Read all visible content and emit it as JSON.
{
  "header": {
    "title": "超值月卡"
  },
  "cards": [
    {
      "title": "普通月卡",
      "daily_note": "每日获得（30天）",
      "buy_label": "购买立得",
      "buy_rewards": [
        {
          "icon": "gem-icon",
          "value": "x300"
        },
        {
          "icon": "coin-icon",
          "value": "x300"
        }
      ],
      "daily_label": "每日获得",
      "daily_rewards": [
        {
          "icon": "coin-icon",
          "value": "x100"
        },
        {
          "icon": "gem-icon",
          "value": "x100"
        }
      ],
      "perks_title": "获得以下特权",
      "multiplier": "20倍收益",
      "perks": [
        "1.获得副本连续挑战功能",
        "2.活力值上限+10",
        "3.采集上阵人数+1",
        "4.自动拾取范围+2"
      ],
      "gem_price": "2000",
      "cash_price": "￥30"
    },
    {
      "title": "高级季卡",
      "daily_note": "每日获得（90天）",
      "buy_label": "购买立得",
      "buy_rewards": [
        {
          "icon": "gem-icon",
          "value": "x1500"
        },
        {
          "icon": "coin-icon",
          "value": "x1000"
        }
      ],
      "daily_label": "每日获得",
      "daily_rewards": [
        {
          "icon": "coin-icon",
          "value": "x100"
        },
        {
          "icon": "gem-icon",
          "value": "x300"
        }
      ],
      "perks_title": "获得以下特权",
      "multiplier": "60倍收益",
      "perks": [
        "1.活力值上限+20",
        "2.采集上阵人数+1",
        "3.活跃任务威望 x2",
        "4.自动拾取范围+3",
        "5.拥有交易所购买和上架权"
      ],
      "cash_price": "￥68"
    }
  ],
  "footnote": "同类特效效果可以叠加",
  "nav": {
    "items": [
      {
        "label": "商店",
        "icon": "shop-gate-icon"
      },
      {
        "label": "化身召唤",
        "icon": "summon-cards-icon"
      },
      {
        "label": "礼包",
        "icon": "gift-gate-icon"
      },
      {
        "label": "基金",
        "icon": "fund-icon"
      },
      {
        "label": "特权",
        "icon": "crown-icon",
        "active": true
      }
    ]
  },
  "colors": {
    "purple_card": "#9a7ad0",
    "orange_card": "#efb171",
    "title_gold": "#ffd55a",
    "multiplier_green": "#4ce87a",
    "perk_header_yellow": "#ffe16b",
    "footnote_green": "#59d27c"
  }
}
★ ★ ★ ★ ★
■ **What is expected**: Write out every line from the records above, word for word.

■ **Completed task**:
Read all visible content and emit it as JSON.
{
  "header": {
    "title": "超值月卡"
  },
  "cards": [
    {
      "title": "普通月卡",
      "daily_note": "每日获得（30天）",
      "buy_label": "购买立得",
      "buy_rewards": [
        {
          "icon": "gem-icon",
          "value": "x300"
        },
        {
          "icon": "coin-icon",
          "value": "x300"
        }
      ],
      "daily_label": "每日获得",
      "daily_rewards": [
        {
          "icon": "coin-icon",
          "value": "x100"
        },
        {
          "icon": "gem-icon",
          "value": "x100"
        }
      ],
      "perks_title": "获得以下特权",
      "multiplier": "20倍收益",
      "perks": [
        "1.获得副本连续挑战功能",
        "2.活力值上限+10",
        "3.采集上阵人数+1",
        "4.自动拾取范围+2"
      ],
      "gem_price": "2000",
      "cash_price": "￥30"
    },
    {
      "title": "高级季卡",
      "daily_note": "每日获得（90天）",
      "buy_label": "购买立得",
      "buy_rewards": [
        {
          "icon": "gem-icon",
          "value": "x1500"
        },
        {
          "icon": "coin-icon",
          "value": "x1000"
        }
      ],
      "daily_label": "每日获得",
      "daily_rewards": [
        {
          "icon": "coin-icon",
          "value": "x100"
        },
        {
          "icon": "gem-icon",
          "value": "x300"
        }
      ],
      "perks_title": "获得以下特权",
      "multiplier": "60倍收益",
      "perks": [
        "1.活力值上限+20",
        "2.采集上阵人数+1",
        "3.活跃任务威望 x2",
        "4.自动拾取范围+3",
        "5.拥有交易所购买和上架权"
      ],
      "cash_price": "￥68"
    }
  ],
  "footnote": "同类特效效果可以叠加",
  "nav": {
    "items": [
      {
        "label": "商店",
        "icon": "shop-gate-icon"
      },
      {
        "label": "化身召唤",
        "icon": "summon-cards-icon"
      },
      {
        "label": "礼包",
        "icon": "gift-gate-icon"
      },
      {
        "label": "基金",
        "icon": "fund-icon"
      },
      {
        "label": "特权",
        "icon": "crown-icon",
        "active": true
      }
    ]
  },
  "colors": {
    "purple_card": "#9a7ad0",
    "orange_card": "#efb171",
    "title_gold": "#ffd55a",
    "multiplier_green": "#4ce87a",
    "perk_header_yellow": "#ffe16b",
    "footnote_green": "#59d27c"
  }
}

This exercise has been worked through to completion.